WORK TO BE COMPLETED: Would you pull out every line of the material that contains the string "image"?

EXERCISE DATA:
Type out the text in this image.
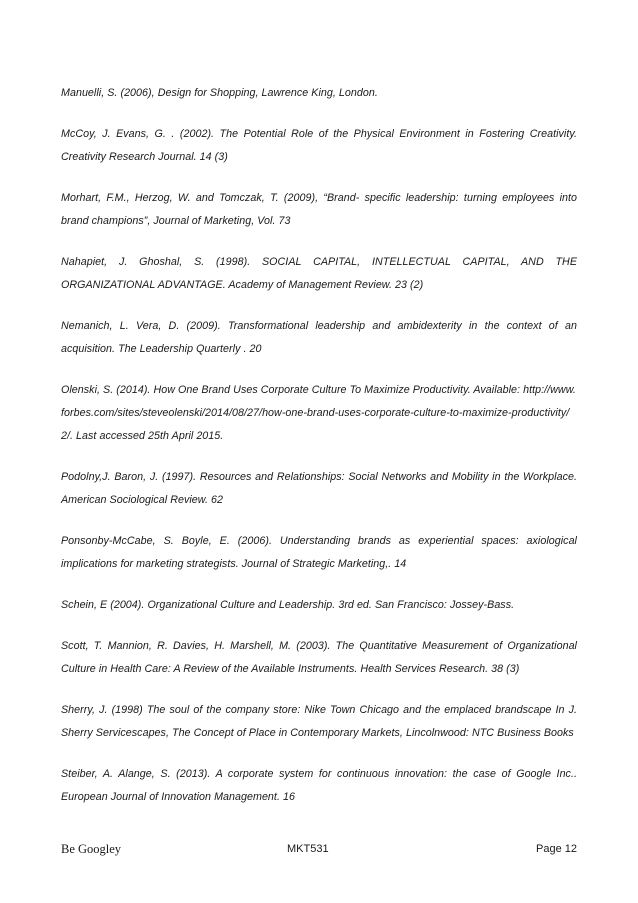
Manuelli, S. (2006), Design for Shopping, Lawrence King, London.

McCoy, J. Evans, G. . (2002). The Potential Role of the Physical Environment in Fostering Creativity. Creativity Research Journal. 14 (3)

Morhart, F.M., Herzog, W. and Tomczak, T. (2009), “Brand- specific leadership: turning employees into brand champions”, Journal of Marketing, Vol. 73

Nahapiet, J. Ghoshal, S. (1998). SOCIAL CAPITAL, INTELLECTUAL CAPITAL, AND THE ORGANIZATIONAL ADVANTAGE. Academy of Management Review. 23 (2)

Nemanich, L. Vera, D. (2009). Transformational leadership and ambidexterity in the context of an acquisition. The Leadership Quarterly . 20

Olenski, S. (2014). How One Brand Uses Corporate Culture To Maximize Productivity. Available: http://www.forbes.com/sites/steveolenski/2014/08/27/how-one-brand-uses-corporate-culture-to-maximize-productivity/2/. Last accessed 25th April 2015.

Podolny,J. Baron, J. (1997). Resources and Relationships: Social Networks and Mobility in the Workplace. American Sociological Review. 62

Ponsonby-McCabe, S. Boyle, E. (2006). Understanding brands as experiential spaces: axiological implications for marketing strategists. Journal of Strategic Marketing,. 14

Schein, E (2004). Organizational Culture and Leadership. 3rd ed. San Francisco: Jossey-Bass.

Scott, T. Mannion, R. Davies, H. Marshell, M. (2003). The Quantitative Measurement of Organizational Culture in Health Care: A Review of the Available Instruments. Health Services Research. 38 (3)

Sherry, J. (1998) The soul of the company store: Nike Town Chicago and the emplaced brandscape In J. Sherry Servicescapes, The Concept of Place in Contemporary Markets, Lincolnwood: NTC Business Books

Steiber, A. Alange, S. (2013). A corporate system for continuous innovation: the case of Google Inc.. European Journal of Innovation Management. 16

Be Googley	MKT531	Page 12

--

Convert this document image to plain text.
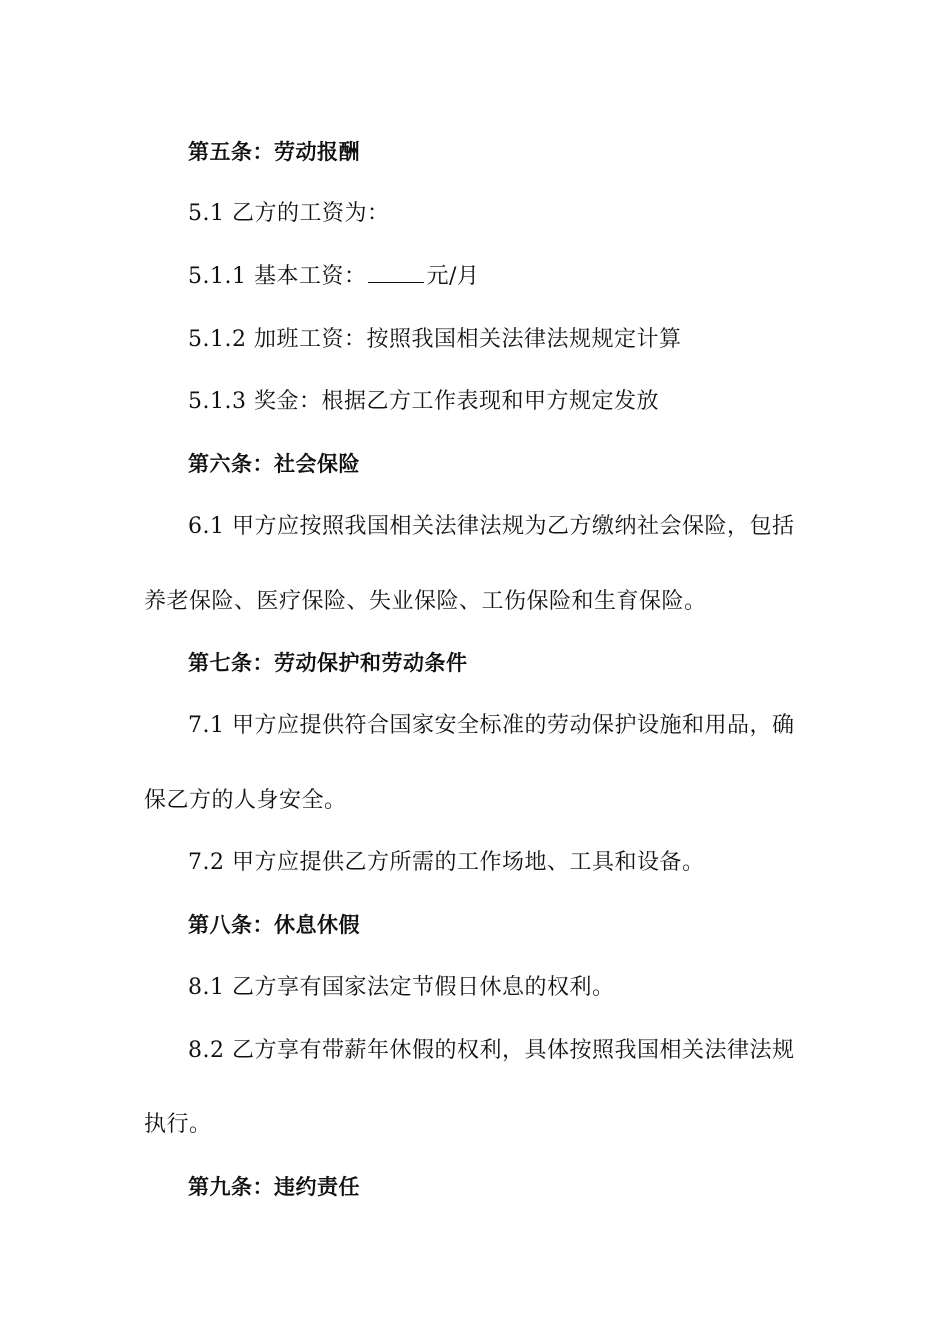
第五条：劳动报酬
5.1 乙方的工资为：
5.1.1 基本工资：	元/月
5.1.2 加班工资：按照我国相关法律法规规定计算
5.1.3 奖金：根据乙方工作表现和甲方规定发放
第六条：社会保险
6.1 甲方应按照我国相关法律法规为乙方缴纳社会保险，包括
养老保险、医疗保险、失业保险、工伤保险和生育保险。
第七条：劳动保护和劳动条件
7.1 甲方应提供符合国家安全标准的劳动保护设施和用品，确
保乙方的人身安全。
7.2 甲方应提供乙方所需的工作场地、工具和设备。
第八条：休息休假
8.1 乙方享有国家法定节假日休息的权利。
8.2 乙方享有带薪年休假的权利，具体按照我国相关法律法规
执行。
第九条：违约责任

THE SOLUTION:
Type out the text in this image.
Convert this document image to plain text.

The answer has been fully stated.